__EXERCISE GOAL__
Repeat each line word for word.

++++++++++

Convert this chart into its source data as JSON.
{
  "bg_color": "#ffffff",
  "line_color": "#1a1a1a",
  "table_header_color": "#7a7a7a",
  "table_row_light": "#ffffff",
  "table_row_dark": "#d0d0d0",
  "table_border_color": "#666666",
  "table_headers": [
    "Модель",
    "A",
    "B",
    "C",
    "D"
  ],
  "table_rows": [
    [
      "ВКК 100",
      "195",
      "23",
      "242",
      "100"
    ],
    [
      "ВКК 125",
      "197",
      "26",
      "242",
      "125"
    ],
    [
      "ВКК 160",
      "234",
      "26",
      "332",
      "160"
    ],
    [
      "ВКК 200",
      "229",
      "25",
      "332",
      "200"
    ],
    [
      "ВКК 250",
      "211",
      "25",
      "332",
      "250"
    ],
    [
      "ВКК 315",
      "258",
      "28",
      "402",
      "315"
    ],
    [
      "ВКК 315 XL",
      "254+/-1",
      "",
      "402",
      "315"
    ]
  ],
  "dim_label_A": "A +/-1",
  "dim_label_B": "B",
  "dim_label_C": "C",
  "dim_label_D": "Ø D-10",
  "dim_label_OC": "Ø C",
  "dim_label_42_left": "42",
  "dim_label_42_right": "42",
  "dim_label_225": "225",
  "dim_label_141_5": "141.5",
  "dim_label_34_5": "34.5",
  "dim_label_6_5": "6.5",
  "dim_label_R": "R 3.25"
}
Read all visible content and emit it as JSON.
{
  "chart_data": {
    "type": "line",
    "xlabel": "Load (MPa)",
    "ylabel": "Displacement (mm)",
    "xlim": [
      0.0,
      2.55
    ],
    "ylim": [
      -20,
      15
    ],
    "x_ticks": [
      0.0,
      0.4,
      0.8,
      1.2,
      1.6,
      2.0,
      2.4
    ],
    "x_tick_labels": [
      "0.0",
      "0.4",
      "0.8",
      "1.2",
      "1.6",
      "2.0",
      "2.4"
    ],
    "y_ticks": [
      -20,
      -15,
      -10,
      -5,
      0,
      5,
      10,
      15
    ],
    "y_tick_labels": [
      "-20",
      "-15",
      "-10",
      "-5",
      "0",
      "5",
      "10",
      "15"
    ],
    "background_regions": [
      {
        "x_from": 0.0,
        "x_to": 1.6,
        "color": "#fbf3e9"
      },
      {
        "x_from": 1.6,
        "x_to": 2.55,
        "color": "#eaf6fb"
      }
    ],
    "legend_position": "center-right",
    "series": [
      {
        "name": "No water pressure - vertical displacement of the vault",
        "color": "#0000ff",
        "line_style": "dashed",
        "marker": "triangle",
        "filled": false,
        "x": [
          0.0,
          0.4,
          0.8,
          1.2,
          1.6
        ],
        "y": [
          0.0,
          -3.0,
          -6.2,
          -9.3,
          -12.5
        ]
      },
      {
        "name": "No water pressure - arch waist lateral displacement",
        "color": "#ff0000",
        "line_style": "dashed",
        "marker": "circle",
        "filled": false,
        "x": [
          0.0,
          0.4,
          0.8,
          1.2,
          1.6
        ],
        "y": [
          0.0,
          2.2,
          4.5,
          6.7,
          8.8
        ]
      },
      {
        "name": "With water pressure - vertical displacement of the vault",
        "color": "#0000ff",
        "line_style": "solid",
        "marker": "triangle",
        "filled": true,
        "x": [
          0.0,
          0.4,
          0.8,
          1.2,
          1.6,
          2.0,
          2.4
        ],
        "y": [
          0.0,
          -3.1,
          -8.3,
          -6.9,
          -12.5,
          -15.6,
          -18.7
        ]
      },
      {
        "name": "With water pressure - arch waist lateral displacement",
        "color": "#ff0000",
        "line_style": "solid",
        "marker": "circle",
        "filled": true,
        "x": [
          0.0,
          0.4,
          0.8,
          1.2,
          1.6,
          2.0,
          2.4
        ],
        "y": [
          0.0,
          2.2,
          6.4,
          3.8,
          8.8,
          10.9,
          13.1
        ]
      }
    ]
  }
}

++++++++++

__WRITTEN SOLUTION__
Convert this chart into its source data as JSON.
{
  "bg_color": "#ffffff",
  "line_color": "#1a1a1a",
  "table_header_color": "#7a7a7a",
  "table_row_light": "#ffffff",
  "table_row_dark": "#d0d0d0",
  "table_border_color": "#666666",
  "table_headers": [
    "Модель",
    "A",
    "B",
    "C",
    "D"
  ],
  "table_rows": [
    [
      "ВКК 100",
      "195",
      "23",
      "242",
      "100"
    ],
    [
      "ВКК 125",
      "197",
      "26",
      "242",
      "125"
    ],
    [
      "ВКК 160",
      "234",
      "26",
      "332",
      "160"
    ],
    [
      "ВКК 200",
      "229",
      "25",
      "332",
      "200"
    ],
    [
      "ВКК 250",
      "211",
      "25",
      "332",
      "250"
    ],
    [
      "ВКК 315",
      "258",
      "28",
      "402",
      "315"
    ],
    [
      "ВКК 315 XL",
      "254+/-1",
      "",
      "402",
      "315"
    ]
  ],
  "dim_label_A": "A +/-1",
  "dim_label_B": "B",
  "dim_label_C": "C",
  "dim_label_D": "Ø D-10",
  "dim_label_OC": "Ø C",
  "dim_label_42_left": "42",
  "dim_label_42_right": "42",
  "dim_label_225": "225",
  "dim_label_141_5": "141.5",
  "dim_label_34_5": "34.5",
  "dim_label_6_5": "6.5",
  "dim_label_R": "R 3.25"
}
Read all visible content and emit it as JSON.
{
  "chart_data": {
    "type": "line",
    "xlabel": "Load (MPa)",
    "ylabel": "Displacement (mm)",
    "xlim": [
      0.0,
      2.55
    ],
    "ylim": [
      -20,
      15
    ],
    "x_ticks": [
      0.0,
      0.4,
      0.8,
      1.2,
      1.6,
      2.0,
      2.4
    ],
    "x_tick_labels": [
      "0.0",
      "0.4",
      "0.8",
      "1.2",
      "1.6",
      "2.0",
      "2.4"
    ],
    "y_ticks": [
      -20,
      -15,
      -10,
      -5,
      0,
      5,
      10,
      15
    ],
    "y_tick_labels": [
      "-20",
      "-15",
      "-10",
      "-5",
      "0",
      "5",
      "10",
      "15"
    ],
    "background_regions": [
      {
        "x_from": 0.0,
        "x_to": 1.6,
        "color": "#fbf3e9"
      },
      {
        "x_from": 1.6,
        "x_to": 2.55,
        "color": "#eaf6fb"
      }
    ],
    "legend_position": "center-right",
    "series": [
      {
        "name": "No water pressure - vertical displacement of the vault",
        "color": "#0000ff",
        "line_style": "dashed",
        "marker": "triangle",
        "filled": false,
        "x": [
          0.0,
          0.4,
          0.8,
          1.2,
          1.6
        ],
        "y": [
          0.0,
          -3.0,
          -6.2,
          -9.3,
          -12.5
        ]
      },
      {
        "name": "No water pressure - arch waist lateral displacement",
        "color": "#ff0000",
        "line_style": "dashed",
        "marker": "circle",
        "filled": false,
        "x": [
          0.0,
          0.4,
          0.8,
          1.2,
          1.6
        ],
        "y": [
          0.0,
          2.2,
          4.5,
          6.7,
          8.8
        ]
      },
      {
        "name": "With water pressure - vertical displacement of the vault",
        "color": "#0000ff",
        "line_style": "solid",
        "marker": "triangle",
        "filled": true,
        "x": [
          0.0,
          0.4,
          0.8,
          1.2,
          1.6,
          2.0,
          2.4
        ],
        "y": [
          0.0,
          -3.1,
          -8.3,
          -6.9,
          -12.5,
          -15.6,
          -18.7
        ]
      },
      {
        "name": "With water pressure - arch waist lateral displacement",
        "color": "#ff0000",
        "line_style": "solid",
        "marker": "circle",
        "filled": true,
        "x": [
          0.0,
          0.4,
          0.8,
          1.2,
          1.6,
          2.0,
          2.4
        ],
        "y": [
          0.0,
          2.2,
          6.4,
          3.8,
          8.8,
          10.9,
          13.1
        ]
      }
    ]
  }
}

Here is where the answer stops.